--- start of Raw records ---

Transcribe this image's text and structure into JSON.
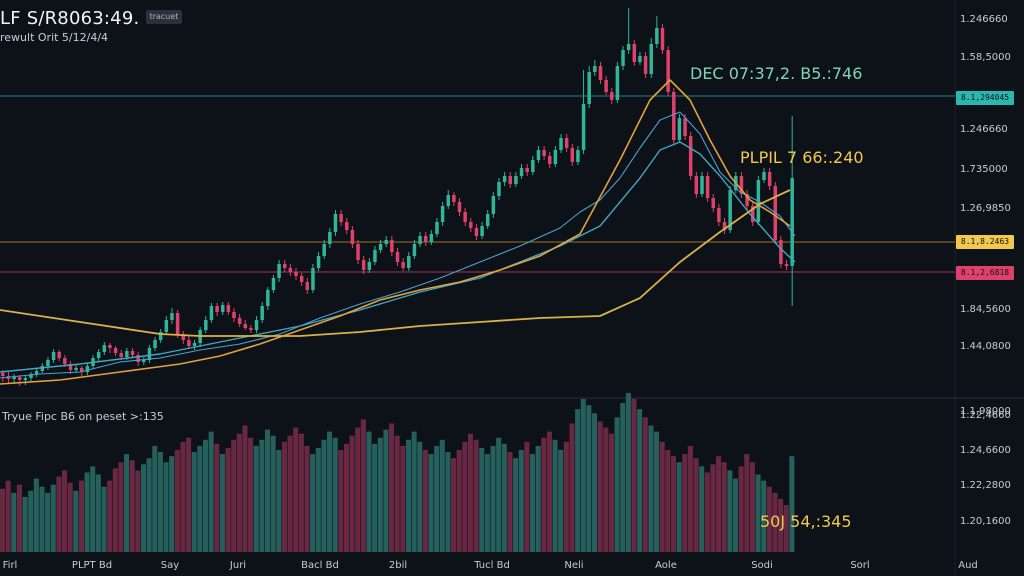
{
  "header": {
    "title": "LF S/R8063:49.",
    "subtitle": "rewult Orit 5/12/4/4",
    "badge": "tracuet"
  },
  "colors": {
    "background": "#0d1118",
    "bull": "#2fb59a",
    "bear": "#e0416b",
    "ma_fast": "#3fa7c4",
    "ma_mid": "#e0a23c",
    "ma_slow": "#d9b24a",
    "line_teal": "#29a59e",
    "line_orange": "#c58d2c",
    "line_pink": "#ca3b66"
  },
  "chart_data": {
    "type": "line",
    "title": "LF S/R8063:49.",
    "subtitle": "rewult Orit 5/12/4/4",
    "xlabel": "",
    "ylabel": "",
    "grid": false,
    "x_tick_labels": [
      "Firl",
      "PLPT Bd",
      "Say",
      "Juri",
      "Bacl Bd",
      "2bil",
      "Tucl Bd",
      "Neli",
      "Aole",
      "Sodi",
      "Sorl",
      "Aud"
    ],
    "price_axis_labels": [
      "1.246660",
      "1.58,5000",
      "1.246660",
      "1.735000",
      "1.26,9850",
      "1.84,5600",
      "1.44,0800",
      "1.1,98000"
    ],
    "volume_axis_labels": [
      "1.22,4660",
      "1.24,6600",
      "1.22,2800",
      "1.20,1600"
    ],
    "price_tags": [
      {
        "label": "8.1,294045",
        "color": "#2ab7b0"
      },
      {
        "label": "8.1,8.2463",
        "color": "#f2c94c"
      },
      {
        "label": "8.1,2,6818",
        "color": "#e0416b"
      }
    ],
    "annotations": [
      {
        "text": "DEC 07:37,2. B5.:746",
        "color": "#7fd6b5"
      },
      {
        "text": "PLPIL 7 66:.240",
        "color": "#f2c94c"
      },
      {
        "text": "50J 54,:345",
        "color": "#f2c94c"
      }
    ],
    "volume_label": "Tryue Fipc B6 on peset >:135",
    "candles": [
      [
        373,
        376,
        370,
        382
      ],
      [
        376,
        379,
        372,
        383
      ],
      [
        379,
        377,
        374,
        384
      ],
      [
        377,
        380,
        375,
        386
      ],
      [
        380,
        378,
        376,
        385
      ],
      [
        378,
        374,
        372,
        381
      ],
      [
        374,
        371,
        369,
        377
      ],
      [
        371,
        366,
        363,
        373
      ],
      [
        366,
        360,
        357,
        370
      ],
      [
        360,
        352,
        349,
        363
      ],
      [
        352,
        358,
        350,
        361
      ],
      [
        358,
        364,
        355,
        367
      ],
      [
        364,
        370,
        361,
        374
      ],
      [
        370,
        368,
        365,
        373
      ],
      [
        368,
        372,
        366,
        376
      ],
      [
        372,
        366,
        363,
        375
      ],
      [
        366,
        358,
        355,
        369
      ],
      [
        358,
        352,
        349,
        361
      ],
      [
        352,
        345,
        342,
        355
      ],
      [
        345,
        348,
        343,
        353
      ],
      [
        348,
        353,
        346,
        356
      ],
      [
        353,
        357,
        350,
        360
      ],
      [
        357,
        351,
        348,
        360
      ],
      [
        351,
        355,
        348,
        358
      ],
      [
        355,
        362,
        352,
        366
      ],
      [
        362,
        360,
        357,
        365
      ],
      [
        360,
        348,
        345,
        363
      ],
      [
        348,
        340,
        337,
        351
      ],
      [
        340,
        332,
        329,
        343
      ],
      [
        332,
        320,
        316,
        335
      ],
      [
        320,
        313,
        308,
        324
      ],
      [
        313,
        334,
        310,
        338
      ],
      [
        334,
        340,
        331,
        344
      ],
      [
        340,
        346,
        336,
        349
      ],
      [
        346,
        343,
        340,
        350
      ],
      [
        343,
        330,
        327,
        347
      ],
      [
        330,
        320,
        316,
        333
      ],
      [
        320,
        306,
        303,
        323
      ],
      [
        306,
        312,
        303,
        316
      ],
      [
        312,
        305,
        302,
        315
      ],
      [
        305,
        312,
        302,
        315
      ],
      [
        312,
        318,
        308,
        322
      ],
      [
        318,
        324,
        314,
        327
      ],
      [
        324,
        328,
        320,
        330
      ],
      [
        328,
        330,
        325,
        333
      ],
      [
        330,
        320,
        316,
        333
      ],
      [
        320,
        306,
        302,
        323
      ],
      [
        306,
        290,
        287,
        310
      ],
      [
        290,
        278,
        275,
        293
      ],
      [
        278,
        264,
        260,
        282
      ],
      [
        264,
        268,
        260,
        272
      ],
      [
        268,
        272,
        264,
        276
      ],
      [
        272,
        276,
        268,
        280
      ],
      [
        276,
        282,
        273,
        286
      ],
      [
        282,
        290,
        278,
        294
      ],
      [
        290,
        268,
        264,
        293
      ],
      [
        268,
        256,
        252,
        271
      ],
      [
        256,
        244,
        240,
        259
      ],
      [
        244,
        232,
        228,
        248
      ],
      [
        232,
        214,
        210,
        236
      ],
      [
        214,
        222,
        210,
        226
      ],
      [
        222,
        230,
        218,
        234
      ],
      [
        230,
        244,
        226,
        248
      ],
      [
        244,
        260,
        240,
        264
      ],
      [
        260,
        270,
        256,
        274
      ],
      [
        270,
        262,
        258,
        273
      ],
      [
        262,
        250,
        246,
        265
      ],
      [
        250,
        244,
        240,
        253
      ],
      [
        244,
        240,
        236,
        247
      ],
      [
        240,
        252,
        236,
        256
      ],
      [
        252,
        262,
        248,
        266
      ],
      [
        262,
        268,
        258,
        271
      ],
      [
        268,
        256,
        252,
        271
      ],
      [
        256,
        244,
        240,
        259
      ],
      [
        244,
        236,
        232,
        247
      ],
      [
        236,
        242,
        232,
        246
      ],
      [
        242,
        234,
        230,
        245
      ],
      [
        234,
        222,
        218,
        237
      ],
      [
        222,
        206,
        202,
        226
      ],
      [
        206,
        195,
        190,
        209
      ],
      [
        195,
        202,
        192,
        206
      ],
      [
        202,
        212,
        198,
        216
      ],
      [
        212,
        222,
        208,
        226
      ],
      [
        222,
        228,
        218,
        232
      ],
      [
        228,
        236,
        224,
        240
      ],
      [
        236,
        226,
        222,
        239
      ],
      [
        226,
        214,
        210,
        229
      ],
      [
        214,
        196,
        192,
        218
      ],
      [
        196,
        182,
        178,
        200
      ],
      [
        182,
        176,
        172,
        186
      ],
      [
        176,
        184,
        172,
        188
      ],
      [
        184,
        176,
        172,
        187
      ],
      [
        176,
        168,
        164,
        179
      ],
      [
        168,
        172,
        164,
        176
      ],
      [
        172,
        160,
        156,
        175
      ],
      [
        160,
        150,
        146,
        163
      ],
      [
        150,
        156,
        146,
        160
      ],
      [
        156,
        164,
        152,
        168
      ],
      [
        164,
        150,
        146,
        167
      ],
      [
        150,
        138,
        134,
        153
      ],
      [
        138,
        148,
        134,
        152
      ],
      [
        148,
        162,
        144,
        166
      ],
      [
        162,
        150,
        146,
        165
      ],
      [
        150,
        104,
        70,
        154
      ],
      [
        104,
        72,
        66,
        108
      ],
      [
        72,
        66,
        60,
        76
      ],
      [
        66,
        80,
        62,
        84
      ],
      [
        80,
        92,
        76,
        95
      ],
      [
        92,
        100,
        88,
        104
      ],
      [
        100,
        66,
        62,
        103
      ],
      [
        66,
        50,
        46,
        70
      ],
      [
        50,
        44,
        8,
        54
      ],
      [
        44,
        62,
        40,
        66
      ],
      [
        62,
        56,
        52,
        65
      ],
      [
        56,
        74,
        52,
        78
      ],
      [
        74,
        44,
        38,
        78
      ],
      [
        44,
        28,
        16,
        48
      ],
      [
        28,
        50,
        24,
        54
      ],
      [
        50,
        92,
        46,
        96
      ],
      [
        92,
        140,
        88,
        144
      ],
      [
        140,
        118,
        114,
        143
      ],
      [
        118,
        136,
        114,
        140
      ],
      [
        136,
        176,
        132,
        180
      ],
      [
        176,
        194,
        172,
        198
      ],
      [
        194,
        176,
        172,
        197
      ],
      [
        176,
        198,
        172,
        202
      ],
      [
        198,
        208,
        194,
        212
      ],
      [
        208,
        222,
        204,
        226
      ],
      [
        222,
        230,
        218,
        234
      ],
      [
        230,
        190,
        186,
        233
      ],
      [
        190,
        176,
        172,
        193
      ],
      [
        176,
        194,
        172,
        198
      ],
      [
        194,
        206,
        190,
        210
      ],
      [
        206,
        222,
        202,
        226
      ],
      [
        222,
        180,
        176,
        225
      ],
      [
        180,
        172,
        168,
        183
      ],
      [
        172,
        186,
        168,
        190
      ],
      [
        186,
        240,
        182,
        244
      ],
      [
        240,
        264,
        236,
        268
      ],
      [
        264,
        266,
        260,
        270
      ],
      [
        266,
        178,
        116,
        306
      ]
    ],
    "volumes": [
      62,
      70,
      58,
      66,
      54,
      60,
      72,
      64,
      58,
      66,
      74,
      80,
      68,
      60,
      70,
      78,
      84,
      76,
      64,
      70,
      82,
      88,
      96,
      90,
      80,
      86,
      92,
      104,
      98,
      88,
      94,
      100,
      108,
      112,
      98,
      104,
      110,
      118,
      106,
      96,
      102,
      110,
      116,
      124,
      112,
      104,
      110,
      120,
      114,
      100,
      108,
      114,
      122,
      116,
      104,
      96,
      102,
      110,
      118,
      112,
      100,
      106,
      114,
      122,
      130,
      118,
      106,
      112,
      120,
      126,
      114,
      104,
      110,
      118,
      108,
      100,
      96,
      104,
      110,
      98,
      92,
      100,
      108,
      116,
      110,
      102,
      96,
      104,
      112,
      106,
      98,
      92,
      100,
      108,
      96,
      104,
      112,
      118,
      110,
      100,
      108,
      126,
      140,
      150,
      144,
      136,
      128,
      122,
      116,
      132,
      146,
      156,
      150,
      140,
      132,
      124,
      118,
      108,
      100,
      94,
      88,
      96,
      104,
      92,
      84,
      78,
      86,
      94,
      88,
      80,
      72,
      84,
      96,
      88,
      76,
      70,
      64,
      58,
      52,
      46,
      94
    ],
    "ma_fast": [
      [
        0,
        378
      ],
      [
        40,
        374
      ],
      [
        80,
        372
      ],
      [
        120,
        362
      ],
      [
        160,
        358
      ],
      [
        200,
        350
      ],
      [
        240,
        344
      ],
      [
        280,
        334
      ],
      [
        320,
        318
      ],
      [
        360,
        304
      ],
      [
        400,
        292
      ],
      [
        440,
        278
      ],
      [
        480,
        262
      ],
      [
        520,
        246
      ],
      [
        560,
        228
      ],
      [
        580,
        212
      ],
      [
        600,
        200
      ],
      [
        620,
        178
      ],
      [
        640,
        148
      ],
      [
        660,
        120
      ],
      [
        680,
        112
      ],
      [
        700,
        134
      ],
      [
        720,
        172
      ],
      [
        740,
        192
      ],
      [
        760,
        202
      ],
      [
        780,
        216
      ],
      [
        795,
        236
      ]
    ],
    "ma_mid": [
      [
        0,
        384
      ],
      [
        60,
        380
      ],
      [
        120,
        372
      ],
      [
        180,
        364
      ],
      [
        220,
        356
      ],
      [
        260,
        344
      ],
      [
        300,
        330
      ],
      [
        340,
        316
      ],
      [
        380,
        300
      ],
      [
        420,
        290
      ],
      [
        460,
        282
      ],
      [
        500,
        270
      ],
      [
        540,
        256
      ],
      [
        580,
        234
      ],
      [
        620,
        160
      ],
      [
        650,
        100
      ],
      [
        670,
        80
      ],
      [
        690,
        100
      ],
      [
        710,
        140
      ],
      [
        730,
        176
      ],
      [
        750,
        200
      ],
      [
        770,
        212
      ],
      [
        790,
        226
      ]
    ],
    "ma_slow": [
      [
        0,
        310
      ],
      [
        80,
        322
      ],
      [
        160,
        334
      ],
      [
        200,
        336
      ],
      [
        240,
        336
      ],
      [
        300,
        336
      ],
      [
        360,
        332
      ],
      [
        420,
        326
      ],
      [
        480,
        322
      ],
      [
        540,
        318
      ],
      [
        600,
        316
      ],
      [
        640,
        298
      ],
      [
        680,
        262
      ],
      [
        720,
        232
      ],
      [
        760,
        204
      ],
      [
        790,
        190
      ]
    ],
    "ma_teal_long": [
      [
        0,
        372
      ],
      [
        80,
        364
      ],
      [
        160,
        354
      ],
      [
        240,
        338
      ],
      [
        300,
        326
      ],
      [
        360,
        310
      ],
      [
        420,
        292
      ],
      [
        480,
        278
      ],
      [
        520,
        262
      ],
      [
        560,
        246
      ],
      [
        600,
        226
      ],
      [
        640,
        178
      ],
      [
        660,
        150
      ],
      [
        680,
        142
      ],
      [
        700,
        154
      ],
      [
        720,
        176
      ],
      [
        750,
        214
      ],
      [
        780,
        248
      ],
      [
        795,
        262
      ]
    ]
  }
}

--- end of Raw records ---

* [Written task]: Find the string "text" in the entries above and return each line that holds it.

* [Output below]:
Transcribe this image's text and structure into JSON.
        "text": "DEC 07:37,2. B5.:746",
        "text": "PLPIL 7 66:.240",
        "text": "50J 54,:345",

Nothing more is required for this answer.